▶ _What you should do_:
Can you output the material exactly as written, minus any pictures it holds?

--

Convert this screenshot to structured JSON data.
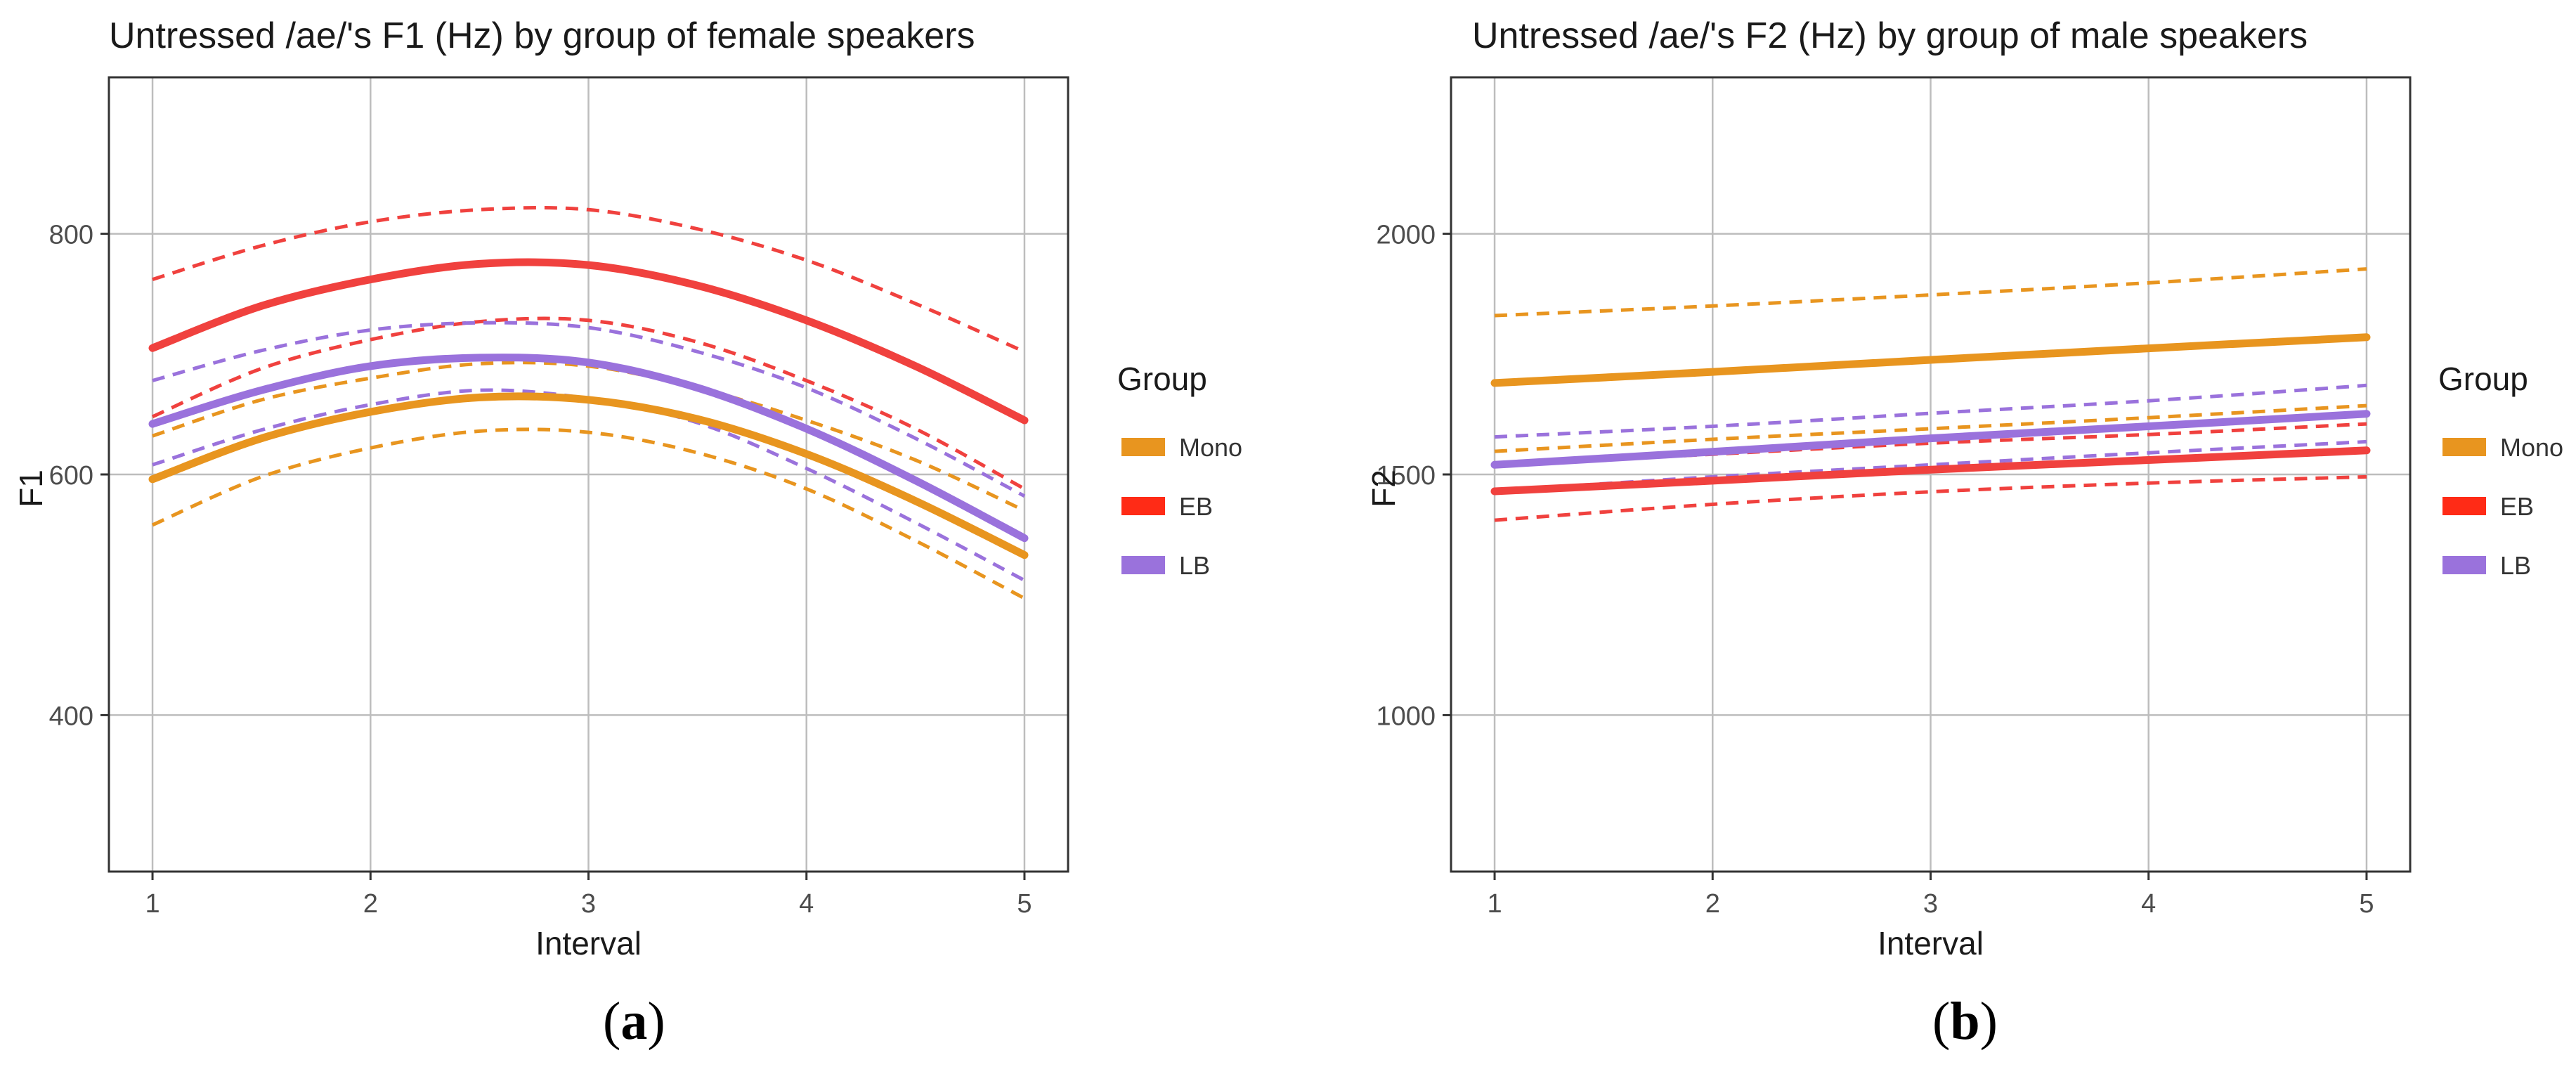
{
  "colors": {
    "mono": "#E8951F",
    "eb": "#F0413E",
    "lb": "#9A72DC",
    "eb_legend": "#FF2B16",
    "grid": "#bdbdbd",
    "panel_border": "#333333",
    "text": "#1a1a1a"
  },
  "legend": {
    "title": "Group",
    "items": [
      {
        "key": "mono",
        "label": "Mono"
      },
      {
        "key": "eb",
        "label": "EB"
      },
      {
        "key": "lb",
        "label": "LB"
      }
    ]
  },
  "captions": {
    "a": "a",
    "b": "b"
  },
  "chart_data": [
    {
      "type": "line",
      "title": "Untressed /ae/'s F1 (Hz) by group of female speakers",
      "xlabel": "Interval",
      "ylabel": "F1",
      "xlim": [
        0.8,
        5.2
      ],
      "ylim": [
        270,
        930
      ],
      "xticks": [
        1,
        2,
        3,
        4,
        5
      ],
      "yticks": [
        400,
        600,
        800
      ],
      "grid": true,
      "legend_position": "right",
      "x": [
        1,
        1.5,
        2,
        2.5,
        3,
        3.5,
        4,
        4.5,
        5
      ],
      "series": [
        {
          "name": "EB",
          "key": "eb",
          "fit": [
            705,
            740,
            762,
            775,
            774,
            757,
            728,
            690,
            645
          ],
          "upper": [
            762,
            790,
            810,
            820,
            820,
            804,
            778,
            742,
            702
          ],
          "lower": [
            648,
            688,
            712,
            727,
            728,
            710,
            678,
            638,
            588
          ]
        },
        {
          "name": "LB",
          "key": "lb",
          "fit": [
            642,
            670,
            690,
            697,
            693,
            672,
            638,
            595,
            547
          ],
          "upper": [
            678,
            703,
            720,
            726,
            722,
            702,
            672,
            630,
            582
          ],
          "lower": [
            608,
            637,
            658,
            670,
            663,
            643,
            605,
            560,
            512
          ]
        },
        {
          "name": "Mono",
          "key": "mono",
          "fit": [
            596,
            630,
            652,
            664,
            662,
            646,
            617,
            578,
            533
          ],
          "upper": [
            632,
            662,
            680,
            692,
            690,
            672,
            645,
            612,
            570
          ],
          "lower": [
            558,
            598,
            622,
            636,
            635,
            618,
            588,
            545,
            497
          ]
        }
      ]
    },
    {
      "type": "line",
      "title": "Untressed /ae/'s F2 (Hz) by group of male speakers",
      "xlabel": "Interval",
      "ylabel": "F2",
      "xlim": [
        0.8,
        5.2
      ],
      "ylim": [
        675,
        2325
      ],
      "xticks": [
        1,
        2,
        3,
        4,
        5
      ],
      "yticks": [
        1000,
        1500,
        2000
      ],
      "grid": true,
      "legend_position": "right",
      "x": [
        1,
        2,
        3,
        4,
        5
      ],
      "series": [
        {
          "name": "Mono",
          "key": "mono",
          "fit": [
            1690,
            1713,
            1738,
            1762,
            1785
          ],
          "upper": [
            1830,
            1850,
            1873,
            1898,
            1927
          ],
          "lower": [
            1548,
            1573,
            1595,
            1618,
            1643
          ]
        },
        {
          "name": "LB",
          "key": "lb",
          "fit": [
            1520,
            1547,
            1575,
            1600,
            1626
          ],
          "upper": [
            1578,
            1600,
            1627,
            1653,
            1685
          ],
          "lower": [
            1466,
            1495,
            1520,
            1545,
            1568
          ]
        },
        {
          "name": "EB",
          "key": "eb",
          "fit": [
            1465,
            1487,
            1510,
            1530,
            1550
          ],
          "upper": [
            1520,
            1542,
            1565,
            1583,
            1605
          ],
          "lower": [
            1405,
            1438,
            1464,
            1482,
            1495
          ]
        }
      ]
    }
  ]
}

--

▶ _Expected answer_:
Convert this screenshot to structured JSON data.
{
  "colors": {
    "mono": "#E8951F",
    "eb": "#F0413E",
    "lb": "#9A72DC",
    "eb_legend": "#FF2B16",
    "grid": "#bdbdbd",
    "panel_border": "#333333",
    "text": "#1a1a1a"
  },
  "legend": {
    "title": "Group",
    "items": [
      {
        "key": "mono",
        "label": "Mono"
      },
      {
        "key": "eb",
        "label": "EB"
      },
      {
        "key": "lb",
        "label": "LB"
      }
    ]
  },
  "captions": {
    "a": "a",
    "b": "b"
  },
  "chart_data": [
    {
      "type": "line",
      "title": "Untressed /ae/'s F1 (Hz) by group of female speakers",
      "xlabel": "Interval",
      "ylabel": "F1",
      "xlim": [
        0.8,
        5.2
      ],
      "ylim": [
        270,
        930
      ],
      "xticks": [
        1,
        2,
        3,
        4,
        5
      ],
      "yticks": [
        400,
        600,
        800
      ],
      "grid": true,
      "legend_position": "right",
      "x": [
        1,
        1.5,
        2,
        2.5,
        3,
        3.5,
        4,
        4.5,
        5
      ],
      "series": [
        {
          "name": "EB",
          "key": "eb",
          "fit": [
            705,
            740,
            762,
            775,
            774,
            757,
            728,
            690,
            645
          ],
          "upper": [
            762,
            790,
            810,
            820,
            820,
            804,
            778,
            742,
            702
          ],
          "lower": [
            648,
            688,
            712,
            727,
            728,
            710,
            678,
            638,
            588
          ]
        },
        {
          "name": "LB",
          "key": "lb",
          "fit": [
            642,
            670,
            690,
            697,
            693,
            672,
            638,
            595,
            547
          ],
          "upper": [
            678,
            703,
            720,
            726,
            722,
            702,
            672,
            630,
            582
          ],
          "lower": [
            608,
            637,
            658,
            670,
            663,
            643,
            605,
            560,
            512
          ]
        },
        {
          "name": "Mono",
          "key": "mono",
          "fit": [
            596,
            630,
            652,
            664,
            662,
            646,
            617,
            578,
            533
          ],
          "upper": [
            632,
            662,
            680,
            692,
            690,
            672,
            645,
            612,
            570
          ],
          "lower": [
            558,
            598,
            622,
            636,
            635,
            618,
            588,
            545,
            497
          ]
        }
      ]
    },
    {
      "type": "line",
      "title": "Untressed /ae/'s F2 (Hz) by group of male speakers",
      "xlabel": "Interval",
      "ylabel": "F2",
      "xlim": [
        0.8,
        5.2
      ],
      "ylim": [
        675,
        2325
      ],
      "xticks": [
        1,
        2,
        3,
        4,
        5
      ],
      "yticks": [
        1000,
        1500,
        2000
      ],
      "grid": true,
      "legend_position": "right",
      "x": [
        1,
        2,
        3,
        4,
        5
      ],
      "series": [
        {
          "name": "Mono",
          "key": "mono",
          "fit": [
            1690,
            1713,
            1738,
            1762,
            1785
          ],
          "upper": [
            1830,
            1850,
            1873,
            1898,
            1927
          ],
          "lower": [
            1548,
            1573,
            1595,
            1618,
            1643
          ]
        },
        {
          "name": "LB",
          "key": "lb",
          "fit": [
            1520,
            1547,
            1575,
            1600,
            1626
          ],
          "upper": [
            1578,
            1600,
            1627,
            1653,
            1685
          ],
          "lower": [
            1466,
            1495,
            1520,
            1545,
            1568
          ]
        },
        {
          "name": "EB",
          "key": "eb",
          "fit": [
            1465,
            1487,
            1510,
            1530,
            1550
          ],
          "upper": [
            1520,
            1542,
            1565,
            1583,
            1605
          ],
          "lower": [
            1405,
            1438,
            1464,
            1482,
            1495
          ]
        }
      ]
    }
  ]
}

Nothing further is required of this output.